▸ **Written problem**
Every line containing the word "Consumption" needs to be found and copied.

[START OF Extracted records]

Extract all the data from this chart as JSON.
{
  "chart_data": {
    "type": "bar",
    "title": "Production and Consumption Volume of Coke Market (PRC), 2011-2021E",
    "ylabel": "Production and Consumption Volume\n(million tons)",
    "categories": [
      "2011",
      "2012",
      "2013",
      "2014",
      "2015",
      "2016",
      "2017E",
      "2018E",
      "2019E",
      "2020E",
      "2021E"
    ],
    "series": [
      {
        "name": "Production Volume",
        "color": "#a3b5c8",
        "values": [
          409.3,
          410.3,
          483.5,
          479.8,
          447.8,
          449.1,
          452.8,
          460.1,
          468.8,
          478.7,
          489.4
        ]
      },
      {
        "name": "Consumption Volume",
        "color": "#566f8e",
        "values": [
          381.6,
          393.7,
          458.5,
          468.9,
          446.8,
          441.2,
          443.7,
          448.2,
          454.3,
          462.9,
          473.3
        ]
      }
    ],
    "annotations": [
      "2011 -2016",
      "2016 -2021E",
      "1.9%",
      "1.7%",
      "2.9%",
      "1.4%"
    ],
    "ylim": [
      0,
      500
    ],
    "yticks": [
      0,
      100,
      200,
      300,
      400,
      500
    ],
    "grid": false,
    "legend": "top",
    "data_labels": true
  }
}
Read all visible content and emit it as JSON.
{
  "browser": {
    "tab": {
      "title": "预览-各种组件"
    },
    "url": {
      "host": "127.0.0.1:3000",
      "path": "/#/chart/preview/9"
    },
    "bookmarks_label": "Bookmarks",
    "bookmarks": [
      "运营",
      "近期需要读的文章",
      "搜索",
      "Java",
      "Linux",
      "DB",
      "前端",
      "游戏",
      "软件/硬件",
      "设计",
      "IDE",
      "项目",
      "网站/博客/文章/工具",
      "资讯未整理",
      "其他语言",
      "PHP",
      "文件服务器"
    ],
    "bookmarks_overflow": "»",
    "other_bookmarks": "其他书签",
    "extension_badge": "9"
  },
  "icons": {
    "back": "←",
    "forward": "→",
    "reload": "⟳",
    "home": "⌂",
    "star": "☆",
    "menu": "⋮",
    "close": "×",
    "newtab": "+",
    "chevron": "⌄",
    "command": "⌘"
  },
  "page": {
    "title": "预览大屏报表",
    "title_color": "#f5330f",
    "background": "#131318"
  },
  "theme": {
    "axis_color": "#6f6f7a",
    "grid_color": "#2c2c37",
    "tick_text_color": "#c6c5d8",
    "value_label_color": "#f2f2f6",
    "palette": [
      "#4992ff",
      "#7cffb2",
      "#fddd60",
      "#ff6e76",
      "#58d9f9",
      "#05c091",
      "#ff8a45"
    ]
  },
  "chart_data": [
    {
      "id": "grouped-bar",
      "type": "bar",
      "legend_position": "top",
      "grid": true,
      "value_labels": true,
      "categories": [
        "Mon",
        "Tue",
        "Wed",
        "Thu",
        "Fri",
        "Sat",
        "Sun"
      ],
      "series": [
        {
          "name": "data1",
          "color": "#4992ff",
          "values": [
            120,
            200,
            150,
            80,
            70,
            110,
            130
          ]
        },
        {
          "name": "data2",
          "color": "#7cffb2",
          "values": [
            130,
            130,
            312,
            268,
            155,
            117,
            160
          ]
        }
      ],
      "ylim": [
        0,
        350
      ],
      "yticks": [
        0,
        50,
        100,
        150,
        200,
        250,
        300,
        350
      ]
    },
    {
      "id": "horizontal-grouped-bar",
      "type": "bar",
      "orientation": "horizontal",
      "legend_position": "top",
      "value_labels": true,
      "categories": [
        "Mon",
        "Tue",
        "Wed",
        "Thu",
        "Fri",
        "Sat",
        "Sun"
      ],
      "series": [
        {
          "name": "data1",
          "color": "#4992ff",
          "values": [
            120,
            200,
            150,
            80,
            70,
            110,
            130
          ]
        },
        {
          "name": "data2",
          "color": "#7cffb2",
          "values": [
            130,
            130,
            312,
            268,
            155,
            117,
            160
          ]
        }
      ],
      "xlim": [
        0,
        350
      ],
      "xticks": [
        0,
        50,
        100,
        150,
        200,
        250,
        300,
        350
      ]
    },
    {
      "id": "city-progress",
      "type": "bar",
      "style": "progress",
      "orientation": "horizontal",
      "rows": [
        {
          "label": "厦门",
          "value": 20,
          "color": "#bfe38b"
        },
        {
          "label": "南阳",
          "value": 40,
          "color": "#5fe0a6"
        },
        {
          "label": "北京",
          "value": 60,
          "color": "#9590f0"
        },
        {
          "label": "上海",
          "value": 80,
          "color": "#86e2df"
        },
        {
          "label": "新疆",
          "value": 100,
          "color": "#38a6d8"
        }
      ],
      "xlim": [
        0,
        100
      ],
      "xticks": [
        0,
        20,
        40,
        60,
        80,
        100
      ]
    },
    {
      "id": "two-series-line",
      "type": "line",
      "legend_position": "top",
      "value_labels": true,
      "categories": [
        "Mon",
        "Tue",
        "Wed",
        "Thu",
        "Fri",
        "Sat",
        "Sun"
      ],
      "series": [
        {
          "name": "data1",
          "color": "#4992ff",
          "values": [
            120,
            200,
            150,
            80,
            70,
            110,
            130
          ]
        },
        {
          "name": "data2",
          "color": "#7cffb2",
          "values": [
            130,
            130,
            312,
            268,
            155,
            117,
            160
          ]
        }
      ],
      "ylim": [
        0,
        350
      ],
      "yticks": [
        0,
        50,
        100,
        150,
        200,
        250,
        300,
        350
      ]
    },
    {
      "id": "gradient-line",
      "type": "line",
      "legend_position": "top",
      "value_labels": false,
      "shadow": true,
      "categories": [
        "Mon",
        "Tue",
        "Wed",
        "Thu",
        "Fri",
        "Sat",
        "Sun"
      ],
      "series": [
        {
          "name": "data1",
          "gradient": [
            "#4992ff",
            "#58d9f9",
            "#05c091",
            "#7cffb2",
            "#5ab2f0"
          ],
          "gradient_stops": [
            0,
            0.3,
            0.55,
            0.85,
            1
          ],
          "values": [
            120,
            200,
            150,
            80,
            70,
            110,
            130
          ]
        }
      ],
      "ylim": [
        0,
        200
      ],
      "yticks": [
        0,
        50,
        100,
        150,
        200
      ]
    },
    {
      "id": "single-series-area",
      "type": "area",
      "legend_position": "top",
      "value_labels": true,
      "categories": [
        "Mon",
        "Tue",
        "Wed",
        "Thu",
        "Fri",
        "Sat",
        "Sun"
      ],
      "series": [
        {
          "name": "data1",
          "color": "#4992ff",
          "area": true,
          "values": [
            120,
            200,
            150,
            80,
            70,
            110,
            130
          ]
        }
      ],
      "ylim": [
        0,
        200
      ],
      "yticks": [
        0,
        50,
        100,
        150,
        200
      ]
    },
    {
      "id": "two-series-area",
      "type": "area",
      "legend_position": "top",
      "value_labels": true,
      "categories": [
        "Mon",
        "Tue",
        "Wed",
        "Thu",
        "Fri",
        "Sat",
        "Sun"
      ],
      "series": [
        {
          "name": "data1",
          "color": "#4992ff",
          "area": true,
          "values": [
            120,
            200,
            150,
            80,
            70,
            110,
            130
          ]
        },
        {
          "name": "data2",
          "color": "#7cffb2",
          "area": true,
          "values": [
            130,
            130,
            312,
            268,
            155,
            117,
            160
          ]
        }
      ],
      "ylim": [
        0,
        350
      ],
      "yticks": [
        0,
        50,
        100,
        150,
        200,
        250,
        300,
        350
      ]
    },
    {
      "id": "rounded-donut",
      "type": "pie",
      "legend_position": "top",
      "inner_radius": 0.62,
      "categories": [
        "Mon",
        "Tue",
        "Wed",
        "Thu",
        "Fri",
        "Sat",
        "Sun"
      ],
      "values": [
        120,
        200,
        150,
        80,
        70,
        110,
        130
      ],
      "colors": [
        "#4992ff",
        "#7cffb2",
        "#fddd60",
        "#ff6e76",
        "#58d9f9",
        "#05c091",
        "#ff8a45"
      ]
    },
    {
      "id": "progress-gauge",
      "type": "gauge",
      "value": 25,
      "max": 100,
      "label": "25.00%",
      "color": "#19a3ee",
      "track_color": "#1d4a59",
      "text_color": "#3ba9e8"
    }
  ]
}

[END OF Extracted records]

▸ **The answer**
    "title": "Production and Consumption Volume of Coke Market (PRC), 2011-2021E",
    "ylabel": "Production and Consumption Volume\n(million tons)",
        "name": "Consumption Volume",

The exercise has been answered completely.